» **Extract**:
----------------
Further studies are needed to elucidate the mechanisms underlying the evolutionary patterns observed here. Interestingly, the higher values of d N and d N − d S in co- than in monoinfected HIV-1B populations did not affected virus genetic diversity. This could be explained by the much higher weight of dS mutations, that did not varied between mono- and coinfected HIV-1BPRs, in the viral genome as compared with dN mutations. This would be in accordance with observations in other RNA viruses46, indicating that the lack of variation in genetic diversity levels between virus populations does not necessarily preclude the appearance of mutations that may potentially affect virus fitness47.

Some cautionary comment should be called upon our results. First, the number of coinfected patients that could be included in our analyses was small due to the low prevalence of HIV-1/HCV coinfection in the study cohort (6.2%) and to reduced sequences/samples availability48,49. However, reduction of the larger sample size of monoinfected patients to the same number of available HIV-1B sequences from coinfected patients did not alter our results. This suggests that the small sample size is sufficiently representative for a meaningful analysis, but studies in larger data sets are needed to test the generality of our results. Second, host immune system is likely to be impaired in mono- and coinfected children50,51. To minimize the effect of this impairment in our analyses, we only included coinfected and monoinfected children with a high rate of T CD4+ lymphocyte at sampling time. However, we cannot discard that each host could handle the two viral infections differently, exerting different immune pressure against them51. Moreover, the presence of both infections limits the ability of the innate immune system to fight infection in coinfected patients, even with similar T CD4+ rates than monoinfected52. Therefore, the observed differences between HIV-1B evolution in mono and coinfected children could be at least in part due to the differential selection pressures exerted by the patient’s immune system. Third, it has been reported that HIV-associated immunosuppression can increase d N /d S ratios in some HCV proteins but not in others53,54. Thus, we cannot exclude that the observed effect of HCV coinfection in d N  − d S can differ across HIV-1B proteins. Finally, differences in ART regimens experienced by each patient may affect HIV-1B evolution55. Given the constant appearance and implementation of new drugs and ART regimens since 1993 in the analyzed cohort, very few patients shared common ART regime histories. Thus, the assessment of the effect of ART regime in our analyses was not possible. Further analyses are needed to understand the potential effect ART experience in the presented results.

With the above-mentioned caveats, our findings contribute to understand the effect of HCV co-infection on HIV-1 evolution, and highlight the relevant role that virus-virus interactions may have in determining the outcome of infection.
----------------
» **Extracted entries**:

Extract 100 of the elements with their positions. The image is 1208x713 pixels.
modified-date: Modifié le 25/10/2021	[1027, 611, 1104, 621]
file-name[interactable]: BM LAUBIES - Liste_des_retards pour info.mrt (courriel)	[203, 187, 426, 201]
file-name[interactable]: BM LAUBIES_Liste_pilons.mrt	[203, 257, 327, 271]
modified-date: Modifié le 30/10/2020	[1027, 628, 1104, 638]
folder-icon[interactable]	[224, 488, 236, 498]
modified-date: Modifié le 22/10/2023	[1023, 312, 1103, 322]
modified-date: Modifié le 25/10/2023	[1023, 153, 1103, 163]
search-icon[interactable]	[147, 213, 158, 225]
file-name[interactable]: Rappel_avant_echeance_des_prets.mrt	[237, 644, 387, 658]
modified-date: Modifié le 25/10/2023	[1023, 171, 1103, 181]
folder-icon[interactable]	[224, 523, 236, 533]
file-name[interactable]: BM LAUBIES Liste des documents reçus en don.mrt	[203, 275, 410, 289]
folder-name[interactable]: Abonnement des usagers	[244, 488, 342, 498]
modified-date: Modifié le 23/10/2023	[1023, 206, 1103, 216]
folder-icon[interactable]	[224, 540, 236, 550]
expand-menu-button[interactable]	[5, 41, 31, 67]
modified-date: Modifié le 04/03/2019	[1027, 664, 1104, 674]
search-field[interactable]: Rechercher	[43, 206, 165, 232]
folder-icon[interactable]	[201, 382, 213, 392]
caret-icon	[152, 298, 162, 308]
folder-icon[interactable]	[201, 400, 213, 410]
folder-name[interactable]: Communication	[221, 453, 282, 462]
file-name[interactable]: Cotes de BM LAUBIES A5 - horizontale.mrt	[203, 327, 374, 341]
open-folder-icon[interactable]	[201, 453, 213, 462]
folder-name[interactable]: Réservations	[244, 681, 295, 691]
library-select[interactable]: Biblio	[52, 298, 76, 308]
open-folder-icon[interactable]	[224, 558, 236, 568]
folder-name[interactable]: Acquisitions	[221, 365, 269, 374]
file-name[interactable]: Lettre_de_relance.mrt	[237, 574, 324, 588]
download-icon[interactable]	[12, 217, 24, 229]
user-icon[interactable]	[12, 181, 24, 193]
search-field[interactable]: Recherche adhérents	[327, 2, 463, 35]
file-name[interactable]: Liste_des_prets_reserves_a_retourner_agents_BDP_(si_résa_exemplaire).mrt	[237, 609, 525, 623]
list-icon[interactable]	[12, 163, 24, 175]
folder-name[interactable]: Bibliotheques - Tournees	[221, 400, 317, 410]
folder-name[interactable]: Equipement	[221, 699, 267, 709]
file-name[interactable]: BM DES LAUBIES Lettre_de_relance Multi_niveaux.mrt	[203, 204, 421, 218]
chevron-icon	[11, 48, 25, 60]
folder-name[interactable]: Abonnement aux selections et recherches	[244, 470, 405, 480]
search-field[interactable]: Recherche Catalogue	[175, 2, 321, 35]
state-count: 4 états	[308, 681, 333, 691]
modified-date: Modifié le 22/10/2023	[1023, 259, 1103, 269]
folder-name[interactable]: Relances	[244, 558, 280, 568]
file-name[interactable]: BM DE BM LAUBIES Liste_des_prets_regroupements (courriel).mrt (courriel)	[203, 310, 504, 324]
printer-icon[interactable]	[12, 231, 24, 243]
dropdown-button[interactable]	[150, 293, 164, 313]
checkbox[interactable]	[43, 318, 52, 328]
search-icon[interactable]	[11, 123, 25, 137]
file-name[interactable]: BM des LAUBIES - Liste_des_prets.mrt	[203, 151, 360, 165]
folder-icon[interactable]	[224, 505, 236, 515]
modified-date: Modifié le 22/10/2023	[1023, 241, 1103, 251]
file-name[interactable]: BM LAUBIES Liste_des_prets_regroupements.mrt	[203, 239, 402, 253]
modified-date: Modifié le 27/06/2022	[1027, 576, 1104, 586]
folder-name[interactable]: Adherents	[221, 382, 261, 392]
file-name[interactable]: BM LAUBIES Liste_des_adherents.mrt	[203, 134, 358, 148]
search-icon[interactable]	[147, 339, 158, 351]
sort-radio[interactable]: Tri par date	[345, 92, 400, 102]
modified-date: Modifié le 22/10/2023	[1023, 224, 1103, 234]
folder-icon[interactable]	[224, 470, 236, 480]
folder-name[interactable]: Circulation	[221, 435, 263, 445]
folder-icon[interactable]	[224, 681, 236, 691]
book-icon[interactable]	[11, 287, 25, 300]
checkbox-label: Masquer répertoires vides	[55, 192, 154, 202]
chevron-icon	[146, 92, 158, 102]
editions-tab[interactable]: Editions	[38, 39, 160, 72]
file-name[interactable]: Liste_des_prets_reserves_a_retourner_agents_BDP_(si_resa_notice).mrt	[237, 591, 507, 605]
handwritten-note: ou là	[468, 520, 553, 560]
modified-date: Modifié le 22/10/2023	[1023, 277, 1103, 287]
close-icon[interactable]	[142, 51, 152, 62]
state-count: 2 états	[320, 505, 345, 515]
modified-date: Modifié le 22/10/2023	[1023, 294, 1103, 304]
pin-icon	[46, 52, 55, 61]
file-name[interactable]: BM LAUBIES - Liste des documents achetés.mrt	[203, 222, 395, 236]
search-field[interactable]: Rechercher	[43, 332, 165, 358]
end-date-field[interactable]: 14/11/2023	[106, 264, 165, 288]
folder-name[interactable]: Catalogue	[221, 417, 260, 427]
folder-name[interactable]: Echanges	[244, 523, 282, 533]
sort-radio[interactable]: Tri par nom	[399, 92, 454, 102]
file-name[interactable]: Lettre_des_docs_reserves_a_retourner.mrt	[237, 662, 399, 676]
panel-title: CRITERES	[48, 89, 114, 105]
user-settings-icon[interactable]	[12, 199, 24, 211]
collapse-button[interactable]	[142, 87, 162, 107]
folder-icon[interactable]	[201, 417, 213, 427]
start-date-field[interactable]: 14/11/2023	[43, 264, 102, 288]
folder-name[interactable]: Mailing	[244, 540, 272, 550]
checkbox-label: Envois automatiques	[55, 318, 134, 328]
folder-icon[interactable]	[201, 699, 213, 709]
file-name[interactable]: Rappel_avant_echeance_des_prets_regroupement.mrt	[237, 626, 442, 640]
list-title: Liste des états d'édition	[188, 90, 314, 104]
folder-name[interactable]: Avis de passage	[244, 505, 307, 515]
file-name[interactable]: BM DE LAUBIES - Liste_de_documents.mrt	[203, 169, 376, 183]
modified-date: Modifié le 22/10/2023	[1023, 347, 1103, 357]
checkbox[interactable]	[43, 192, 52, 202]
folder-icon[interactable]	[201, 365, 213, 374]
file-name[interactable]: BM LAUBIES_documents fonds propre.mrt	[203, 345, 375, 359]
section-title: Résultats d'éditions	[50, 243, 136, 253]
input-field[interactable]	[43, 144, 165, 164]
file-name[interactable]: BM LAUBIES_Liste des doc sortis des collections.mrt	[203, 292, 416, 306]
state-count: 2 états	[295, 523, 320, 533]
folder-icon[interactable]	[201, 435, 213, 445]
----------------
» **What this exercise asks**:
1. Do the following statements agree with the coinfection study excerpt? Answer yes or no for each and quote the deciding words. (a) HIV-1/HCV coinfection had a prevalence of 6.2% in the study cohort. (b) The researchers were able to assess the effect of ART regime. (c) Only children with a low rate of T CD4+ lymphocytes at sampling time were included.
2. What cautionary points does the coinfection study excerpt raise about its results, in the sequence introduced by "First", "Second", "Third" and "Finally"?
3. Write out the part of the coinfection study excerpt that opens with the words containing "With the above-mentioned" and closes with "outcome of infection.".
The material comes from a separate source and is unrelated to the coinfection study excerpt.

» **Answers given**:
1.
(a) Yes: "the low prevalence of HIV-1/HCV coinfection in the study cohort (6.2%)"
(b) No: "the assessment of the effect of ART regime in our analyses was not possible"
(c) No: "we only included coinfected and monoinfected children with a high rate of T CD4+ lymphocyte at sampling time"

2.
1. First: the number of coinfected patients included was small, because coinfection prevalence in the cohort was low and sequence/sample availability was reduced.
2. Second: the host immune system is likely impaired in mono- and coinfected children, and each host could exert different immune pressure against the two infections.
3. Third: HIV-associated immunosuppression can raise d N /d S ratios in some HCV proteins but not in others, so the observed effect of HCV coinfection in d N − d S may differ across HIV-1B proteins.
4. Finally: differences in the ART regimens each patient experienced may affect HIV-1B evolution.

3.
With the above-mentioned caveats, our findings contribute to understand the effect of HCV co-infection on HIV-1 evolution, and highlight the relevant role that virus-virus interactions may have in determining the outcome of infection.